** Begin **
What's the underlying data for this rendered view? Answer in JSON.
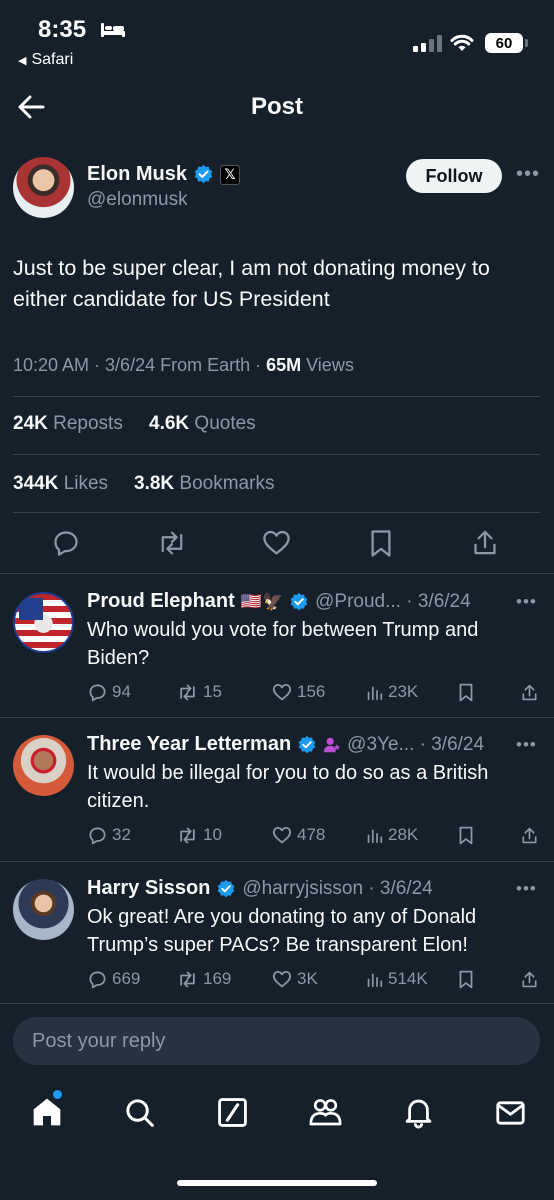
{
  "status_bar": {
    "time": "8:35",
    "back_app": "Safari",
    "battery": "60"
  },
  "header": {
    "title": "Post"
  },
  "post": {
    "author_name": "Elon Musk",
    "author_handle": "@elonmusk",
    "follow_label": "Follow",
    "text": "Just to be super clear, I am not donating money to either candidate for US President",
    "meta_time": "10:20 AM · 3/6/24 From Earth · ",
    "views_count": "65M",
    "views_label": " Views",
    "reposts_count": "24K",
    "reposts_label": " Reposts",
    "quotes_count": "4.6K",
    "quotes_label": " Quotes",
    "likes_count": "344K",
    "likes_label": " Likes",
    "bookmarks_count": "3.8K",
    "bookmarks_label": " Bookmarks"
  },
  "replies": [
    {
      "name": "Proud Elephant",
      "emoji": "🇺🇸🦅",
      "handle": "@Proud... · 3/6/24",
      "text": "Who would you vote for between Trump and Biden?",
      "replies": "94",
      "reposts": "15",
      "likes": "156",
      "views": "23K"
    },
    {
      "name": "Three Year Letterman",
      "handle": "@3Ye... · 3/6/24",
      "text": "It would be illegal for you to do so as a British citizen.",
      "replies": "32",
      "reposts": "10",
      "likes": "478",
      "views": "28K"
    },
    {
      "name": "Harry Sisson",
      "handle": "@harryjsisson · 3/6/24",
      "text": "Ok great! Are you donating to any of Donald Trump’s super PACs? Be transparent Elon!",
      "replies": "669",
      "reposts": "169",
      "likes": "3K",
      "views": "514K"
    }
  ],
  "reply_box": {
    "placeholder": "Post your reply"
  },
  "colors": {
    "background": "#15202b",
    "accent": "#1d9bf0",
    "muted": "#8b98a5",
    "divider": "#38444d"
  },
  "icons": [
    "bed-icon",
    "back-arrow-icon",
    "verified-icon",
    "x-badge-icon",
    "more-icon",
    "reply-icon",
    "repost-icon",
    "like-icon",
    "bookmark-icon",
    "share-icon",
    "views-icon",
    "home-icon",
    "search-icon",
    "grok-icon",
    "communities-icon",
    "notifications-icon",
    "messages-icon"
  ]
}
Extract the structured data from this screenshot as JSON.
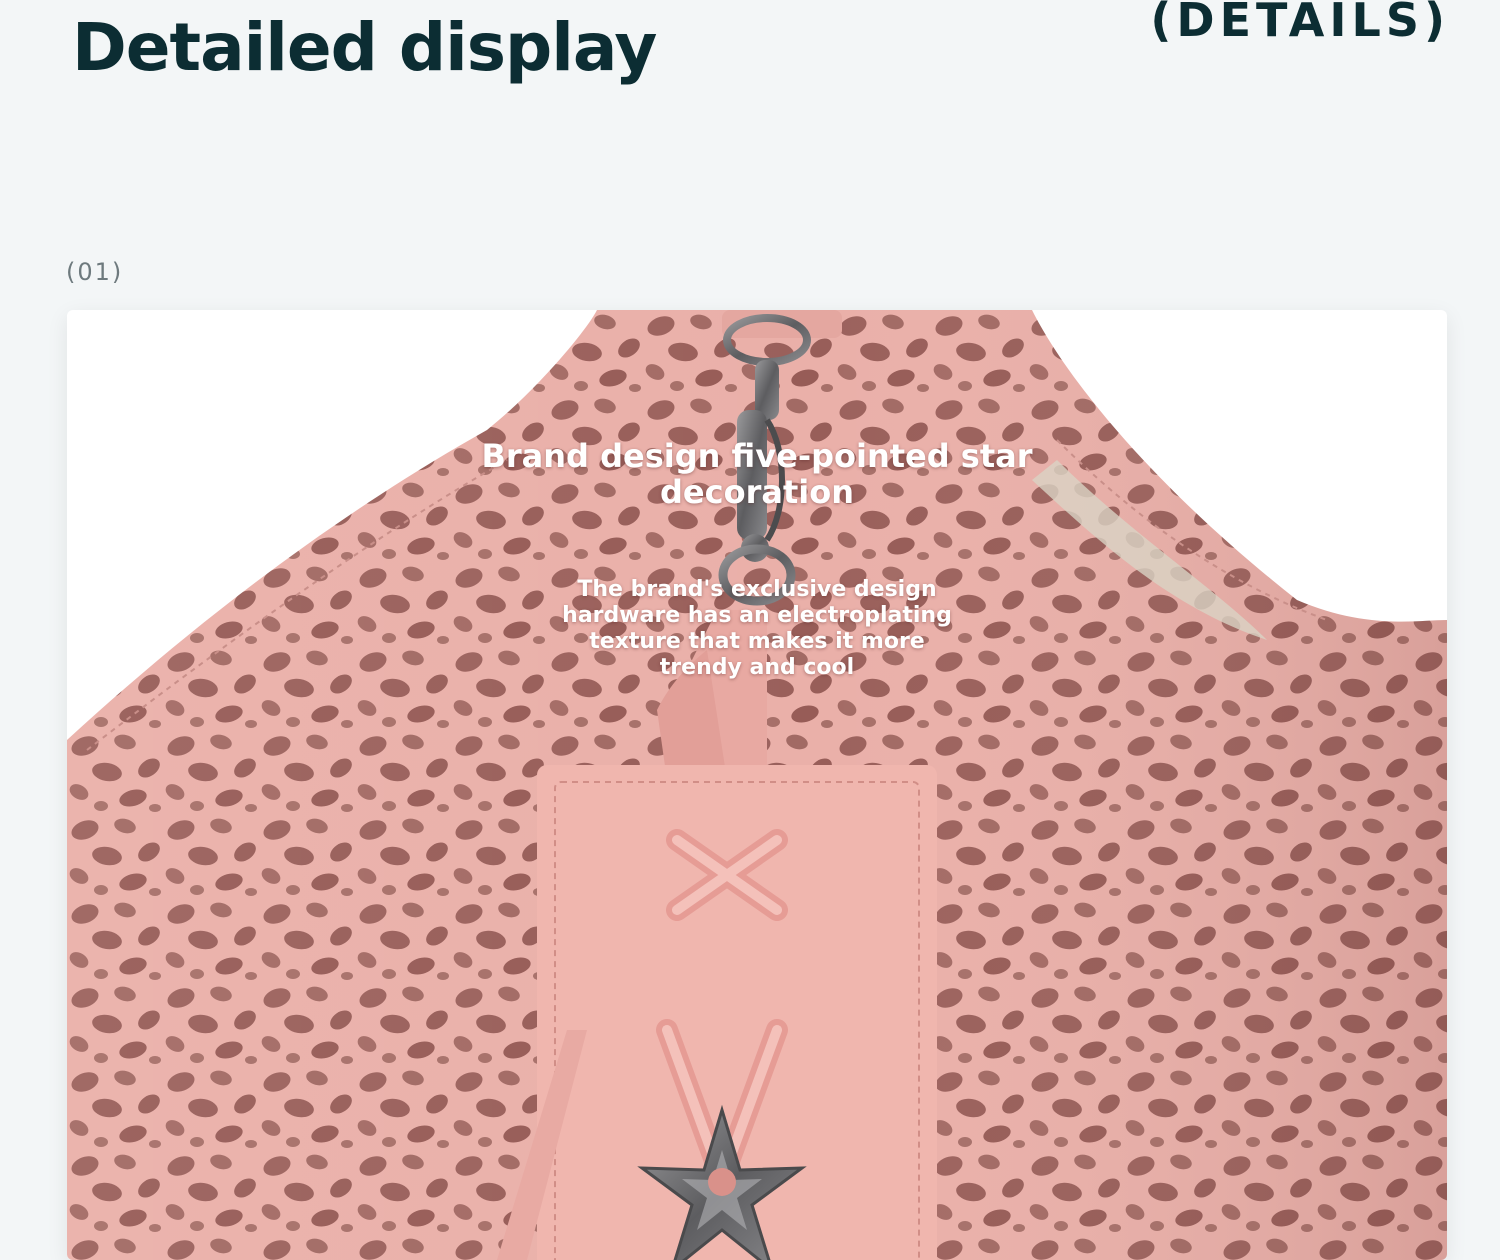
{
  "header": {
    "title": "Detailed display",
    "tag": "(DETAILS)"
  },
  "item": {
    "number": "(01)",
    "caption_title": "Brand design five-pointed star decoration",
    "caption_body": "The brand's exclusive design hardware has an electroplating texture that makes it more trendy and cool"
  },
  "colors": {
    "heading": "#0c2d33",
    "background": "#f3f6f7",
    "leather_pink": "#e9a9a3",
    "leopard_spot": "#9a5f5a",
    "metal": "#6e6e70"
  },
  "icons": {
    "hardware": "five-pointed-star-icon",
    "clasp": "metal-clasp-icon"
  }
}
** End **
### WORK REQUIRED
Reproduce the data word for word, excluding its pictures.

### THE ANSWER
What's the underlying data for this rendered view? Answer in JSON.
{
  "status_bar": {
    "time": "8:35",
    "back_app": "Safari",
    "battery": "60"
  },
  "header": {
    "title": "Post"
  },
  "post": {
    "author_name": "Elon Musk",
    "author_handle": "@elonmusk",
    "follow_label": "Follow",
    "text": "Just to be super clear, I am not donating money to either candidate for US President",
    "meta_time": "10:20 AM · 3/6/24 From Earth · ",
    "views_count": "65M",
    "views_label": " Views",
    "reposts_count": "24K",
    "reposts_label": " Reposts",
    "quotes_count": "4.6K",
    "quotes_label": " Quotes",
    "likes_count": "344K",
    "likes_label": " Likes",
    "bookmarks_count": "3.8K",
    "bookmarks_label": " Bookmarks"
  },
  "replies": [
    {
      "name": "Proud Elephant",
      "emoji": "🇺🇸🦅",
      "handle": "@Proud... · 3/6/24",
      "text": "Who would you vote for between Trump and Biden?",
      "replies": "94",
      "reposts": "15",
      "likes": "156",
      "views": "23K"
    },
    {
      "name": "Three Year Letterman",
      "handle": "@3Ye... · 3/6/24",
      "text": "It would be illegal for you to do so as a British citizen.",
      "replies": "32",
      "reposts": "10",
      "likes": "478",
      "views": "28K"
    },
    {
      "name": "Harry Sisson",
      "handle": "@harryjsisson · 3/6/24",
      "text": "Ok great! Are you donating to any of Donald Trump’s super PACs? Be transparent Elon!",
      "replies": "669",
      "reposts": "169",
      "likes": "3K",
      "views": "514K"
    }
  ],
  "reply_box": {
    "placeholder": "Post your reply"
  },
  "colors": {
    "background": "#15202b",
    "accent": "#1d9bf0",
    "muted": "#8b98a5",
    "divider": "#38444d"
  },
  "icons": [
    "bed-icon",
    "back-arrow-icon",
    "verified-icon",
    "x-badge-icon",
    "more-icon",
    "reply-icon",
    "repost-icon",
    "like-icon",
    "bookmark-icon",
    "share-icon",
    "views-icon",
    "home-icon",
    "search-icon",
    "grok-icon",
    "communities-icon",
    "notifications-icon",
    "messages-icon"
  ]
}
Extract the structured data from this screenshot as JSON.
{
  "header": {
    "title": "Detailed display",
    "tag": "(DETAILS)"
  },
  "item": {
    "number": "(01)",
    "caption_title": "Brand design five-pointed star decoration",
    "caption_body": "The brand's exclusive design hardware has an electroplating texture that makes it more trendy and cool"
  },
  "colors": {
    "heading": "#0c2d33",
    "background": "#f3f6f7",
    "leather_pink": "#e9a9a3",
    "leopard_spot": "#9a5f5a",
    "metal": "#6e6e70"
  },
  "icons": {
    "hardware": "five-pointed-star-icon",
    "clasp": "metal-clasp-icon"
  }
}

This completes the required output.